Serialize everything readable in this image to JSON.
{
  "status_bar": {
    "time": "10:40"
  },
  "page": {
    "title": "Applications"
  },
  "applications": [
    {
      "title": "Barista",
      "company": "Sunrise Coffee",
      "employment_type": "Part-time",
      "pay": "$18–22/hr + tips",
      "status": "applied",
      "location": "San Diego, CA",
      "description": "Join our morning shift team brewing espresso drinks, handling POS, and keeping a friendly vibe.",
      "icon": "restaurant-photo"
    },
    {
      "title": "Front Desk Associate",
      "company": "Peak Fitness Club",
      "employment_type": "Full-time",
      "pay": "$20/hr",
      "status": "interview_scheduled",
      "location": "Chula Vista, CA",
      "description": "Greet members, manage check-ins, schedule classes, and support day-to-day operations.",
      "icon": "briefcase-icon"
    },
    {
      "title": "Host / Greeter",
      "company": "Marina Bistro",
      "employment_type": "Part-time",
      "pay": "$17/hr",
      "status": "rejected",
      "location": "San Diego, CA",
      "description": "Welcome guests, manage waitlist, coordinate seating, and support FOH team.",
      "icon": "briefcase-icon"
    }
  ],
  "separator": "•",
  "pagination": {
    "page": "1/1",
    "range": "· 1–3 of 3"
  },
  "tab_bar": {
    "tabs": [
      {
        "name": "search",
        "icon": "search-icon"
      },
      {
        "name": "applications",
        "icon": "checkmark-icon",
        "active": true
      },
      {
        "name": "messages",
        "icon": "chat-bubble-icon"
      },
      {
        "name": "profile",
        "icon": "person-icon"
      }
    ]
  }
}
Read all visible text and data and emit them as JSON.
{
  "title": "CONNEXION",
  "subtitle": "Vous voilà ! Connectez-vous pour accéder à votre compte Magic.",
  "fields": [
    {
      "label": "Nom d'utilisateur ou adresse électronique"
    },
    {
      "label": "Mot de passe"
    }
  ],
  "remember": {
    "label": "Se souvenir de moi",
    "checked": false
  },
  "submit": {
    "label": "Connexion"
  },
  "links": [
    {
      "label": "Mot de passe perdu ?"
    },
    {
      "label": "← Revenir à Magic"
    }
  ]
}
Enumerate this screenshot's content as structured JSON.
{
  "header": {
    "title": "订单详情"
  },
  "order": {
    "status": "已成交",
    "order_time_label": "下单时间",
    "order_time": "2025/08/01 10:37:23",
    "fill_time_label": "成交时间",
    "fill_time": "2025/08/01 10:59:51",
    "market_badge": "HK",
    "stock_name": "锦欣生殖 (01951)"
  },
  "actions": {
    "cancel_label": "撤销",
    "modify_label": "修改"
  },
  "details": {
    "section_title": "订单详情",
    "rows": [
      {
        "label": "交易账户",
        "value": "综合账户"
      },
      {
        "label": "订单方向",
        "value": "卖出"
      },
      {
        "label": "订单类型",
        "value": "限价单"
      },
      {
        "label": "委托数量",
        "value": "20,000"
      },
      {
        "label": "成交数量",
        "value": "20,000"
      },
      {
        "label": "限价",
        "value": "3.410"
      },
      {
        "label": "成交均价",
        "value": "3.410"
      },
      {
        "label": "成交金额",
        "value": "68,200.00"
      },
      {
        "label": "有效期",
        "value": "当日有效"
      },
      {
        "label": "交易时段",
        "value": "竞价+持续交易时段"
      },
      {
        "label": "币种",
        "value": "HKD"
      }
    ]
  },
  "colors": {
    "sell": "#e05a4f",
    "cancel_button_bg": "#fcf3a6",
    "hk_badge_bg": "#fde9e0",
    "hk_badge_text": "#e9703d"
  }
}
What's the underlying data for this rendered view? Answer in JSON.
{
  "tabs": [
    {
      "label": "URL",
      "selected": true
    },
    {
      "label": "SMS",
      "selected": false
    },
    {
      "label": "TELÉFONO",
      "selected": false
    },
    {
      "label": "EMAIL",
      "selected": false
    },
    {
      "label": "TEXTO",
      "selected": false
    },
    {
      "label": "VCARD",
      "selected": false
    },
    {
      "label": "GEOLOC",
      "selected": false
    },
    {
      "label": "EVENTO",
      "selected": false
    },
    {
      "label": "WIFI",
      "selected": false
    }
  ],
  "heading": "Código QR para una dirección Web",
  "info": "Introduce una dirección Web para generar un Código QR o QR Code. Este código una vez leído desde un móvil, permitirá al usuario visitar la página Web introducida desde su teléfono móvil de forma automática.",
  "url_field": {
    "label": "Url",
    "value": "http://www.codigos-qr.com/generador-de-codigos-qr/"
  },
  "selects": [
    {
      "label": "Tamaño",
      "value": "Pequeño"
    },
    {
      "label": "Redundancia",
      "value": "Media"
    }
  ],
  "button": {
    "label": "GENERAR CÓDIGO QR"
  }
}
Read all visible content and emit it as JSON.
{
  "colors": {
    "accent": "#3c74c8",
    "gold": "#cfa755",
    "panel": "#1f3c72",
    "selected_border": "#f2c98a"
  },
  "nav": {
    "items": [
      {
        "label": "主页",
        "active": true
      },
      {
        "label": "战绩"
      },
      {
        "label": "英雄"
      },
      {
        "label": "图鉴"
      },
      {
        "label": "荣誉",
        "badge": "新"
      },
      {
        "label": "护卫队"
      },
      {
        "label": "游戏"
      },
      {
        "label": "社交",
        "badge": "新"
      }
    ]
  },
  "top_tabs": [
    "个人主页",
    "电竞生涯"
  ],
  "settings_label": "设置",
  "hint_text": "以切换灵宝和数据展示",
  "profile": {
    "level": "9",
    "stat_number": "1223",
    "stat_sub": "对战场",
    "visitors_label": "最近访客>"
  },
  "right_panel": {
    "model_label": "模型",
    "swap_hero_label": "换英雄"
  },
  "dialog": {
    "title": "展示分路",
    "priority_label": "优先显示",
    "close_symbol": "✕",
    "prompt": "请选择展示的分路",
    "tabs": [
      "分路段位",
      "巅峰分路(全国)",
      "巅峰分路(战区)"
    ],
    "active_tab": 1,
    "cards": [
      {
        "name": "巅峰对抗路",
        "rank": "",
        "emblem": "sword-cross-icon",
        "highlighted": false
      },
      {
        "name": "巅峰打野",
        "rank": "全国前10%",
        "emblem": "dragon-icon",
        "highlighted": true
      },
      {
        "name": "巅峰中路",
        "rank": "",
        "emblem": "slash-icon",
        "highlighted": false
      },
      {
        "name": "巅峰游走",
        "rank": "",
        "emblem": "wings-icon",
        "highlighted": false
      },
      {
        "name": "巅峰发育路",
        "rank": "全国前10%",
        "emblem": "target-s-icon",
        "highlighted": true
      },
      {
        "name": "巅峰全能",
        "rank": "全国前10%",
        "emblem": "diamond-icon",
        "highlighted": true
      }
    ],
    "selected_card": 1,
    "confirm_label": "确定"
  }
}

## Written instruction
Copy out all of the data exactly, leaving nothing out.

## Exercise output
Serialize everything readable in this image to JSON.
{
  "status_bar": {
    "time": "10:40"
  },
  "page": {
    "title": "Applications"
  },
  "applications": [
    {
      "title": "Barista",
      "company": "Sunrise Coffee",
      "employment_type": "Part-time",
      "pay": "$18–22/hr + tips",
      "status": "applied",
      "location": "San Diego, CA",
      "description": "Join our morning shift team brewing espresso drinks, handling POS, and keeping a friendly vibe.",
      "icon": "restaurant-photo"
    },
    {
      "title": "Front Desk Associate",
      "company": "Peak Fitness Club",
      "employment_type": "Full-time",
      "pay": "$20/hr",
      "status": "interview_scheduled",
      "location": "Chula Vista, CA",
      "description": "Greet members, manage check-ins, schedule classes, and support day-to-day operations.",
      "icon": "briefcase-icon"
    },
    {
      "title": "Host / Greeter",
      "company": "Marina Bistro",
      "employment_type": "Part-time",
      "pay": "$17/hr",
      "status": "rejected",
      "location": "San Diego, CA",
      "description": "Welcome guests, manage waitlist, coordinate seating, and support FOH team.",
      "icon": "briefcase-icon"
    }
  ],
  "separator": "•",
  "pagination": {
    "page": "1/1",
    "range": "· 1–3 of 3"
  },
  "tab_bar": {
    "tabs": [
      {
        "name": "search",
        "icon": "search-icon"
      },
      {
        "name": "applications",
        "icon": "checkmark-icon",
        "active": true
      },
      {
        "name": "messages",
        "icon": "chat-bubble-icon"
      },
      {
        "name": "profile",
        "icon": "person-icon"
      }
    ]
  }
}
Read all visible text and data and emit them as JSON.
{
  "title": "CONNEXION",
  "subtitle": "Vous voilà ! Connectez-vous pour accéder à votre compte Magic.",
  "fields": [
    {
      "label": "Nom d'utilisateur ou adresse électronique"
    },
    {
      "label": "Mot de passe"
    }
  ],
  "remember": {
    "label": "Se souvenir de moi",
    "checked": false
  },
  "submit": {
    "label": "Connexion"
  },
  "links": [
    {
      "label": "Mot de passe perdu ?"
    },
    {
      "label": "← Revenir à Magic"
    }
  ]
}
Enumerate this screenshot's content as structured JSON.
{
  "header": {
    "title": "订单详情"
  },
  "order": {
    "status": "已成交",
    "order_time_label": "下单时间",
    "order_time": "2025/08/01 10:37:23",
    "fill_time_label": "成交时间",
    "fill_time": "2025/08/01 10:59:51",
    "market_badge": "HK",
    "stock_name": "锦欣生殖 (01951)"
  },
  "actions": {
    "cancel_label": "撤销",
    "modify_label": "修改"
  },
  "details": {
    "section_title": "订单详情",
    "rows": [
      {
        "label": "交易账户",
        "value": "综合账户"
      },
      {
        "label": "订单方向",
        "value": "卖出"
      },
      {
        "label": "订单类型",
        "value": "限价单"
      },
      {
        "label": "委托数量",
        "value": "20,000"
      },
      {
        "label": "成交数量",
        "value": "20,000"
      },
      {
        "label": "限价",
        "value": "3.410"
      },
      {
        "label": "成交均价",
        "value": "3.410"
      },
      {
        "label": "成交金额",
        "value": "68,200.00"
      },
      {
        "label": "有效期",
        "value": "当日有效"
      },
      {
        "label": "交易时段",
        "value": "竞价+持续交易时段"
      },
      {
        "label": "币种",
        "value": "HKD"
      }
    ]
  },
  "colors": {
    "sell": "#e05a4f",
    "cancel_button_bg": "#fcf3a6",
    "hk_badge_bg": "#fde9e0",
    "hk_badge_text": "#e9703d"
  }
}
What's the underlying data for this rendered view? Answer in JSON.
{
  "tabs": [
    {
      "label": "URL",
      "selected": true
    },
    {
      "label": "SMS",
      "selected": false
    },
    {
      "label": "TELÉFONO",
      "selected": false
    },
    {
      "label": "EMAIL",
      "selected": false
    },
    {
      "label": "TEXTO",
      "selected": false
    },
    {
      "label": "VCARD",
      "selected": false
    },
    {
      "label": "GEOLOC",
      "selected": false
    },
    {
      "label": "EVENTO",
      "selected": false
    },
    {
      "label": "WIFI",
      "selected": false
    }
  ],
  "heading": "Código QR para una dirección Web",
  "info": "Introduce una dirección Web para generar un Código QR o QR Code. Este código una vez leído desde un móvil, permitirá al usuario visitar la página Web introducida desde su teléfono móvil de forma automática.",
  "url_field": {
    "label": "Url",
    "value": "http://www.codigos-qr.com/generador-de-codigos-qr/"
  },
  "selects": [
    {
      "label": "Tamaño",
      "value": "Pequeño"
    },
    {
      "label": "Redundancia",
      "value": "Media"
    }
  ],
  "button": {
    "label": "GENERAR CÓDIGO QR"
  }
}
Read all visible content and emit it as JSON.
{
  "colors": {
    "accent": "#3c74c8",
    "gold": "#cfa755",
    "panel": "#1f3c72",
    "selected_border": "#f2c98a"
  },
  "nav": {
    "items": [
      {
        "label": "主页",
        "active": true
      },
      {
        "label": "战绩"
      },
      {
        "label": "英雄"
      },
      {
        "label": "图鉴"
      },
      {
        "label": "荣誉",
        "badge": "新"
      },
      {
        "label": "护卫队"
      },
      {
        "label": "游戏"
      },
      {
        "label": "社交",
        "badge": "新"
      }
    ]
  },
  "top_tabs": [
    "个人主页",
    "电竞生涯"
  ],
  "settings_label": "设置",
  "hint_text": "以切换灵宝和数据展示",
  "profile": {
    "level": "9",
    "stat_number": "1223",
    "stat_sub": "对战场",
    "visitors_label": "最近访客>"
  },
  "right_panel": {
    "model_label": "模型",
    "swap_hero_label": "换英雄"
  },
  "dialog": {
    "title": "展示分路",
    "priority_label": "优先显示",
    "close_symbol": "✕",
    "prompt": "请选择展示的分路",
    "tabs": [
      "分路段位",
      "巅峰分路(全国)",
      "巅峰分路(战区)"
    ],
    "active_tab": 1,
    "cards": [
      {
        "name": "巅峰对抗路",
        "rank": "",
        "emblem": "sword-cross-icon",
        "highlighted": false
      },
      {
        "name": "巅峰打野",
        "rank": "全国前10%",
        "emblem": "dragon-icon",
        "highlighted": true
      },
      {
        "name": "巅峰中路",
        "rank": "",
        "emblem": "slash-icon",
        "highlighted": false
      },
      {
        "name": "巅峰游走",
        "rank": "",
        "emblem": "wings-icon",
        "highlighted": false
      },
      {
        "name": "巅峰发育路",
        "rank": "全国前10%",
        "emblem": "target-s-icon",
        "highlighted": true
      },
      {
        "name": "巅峰全能",
        "rank": "全国前10%",
        "emblem": "diamond-icon",
        "highlighted": true
      }
    ],
    "selected_card": 1,
    "confirm_label": "确定"
  }
}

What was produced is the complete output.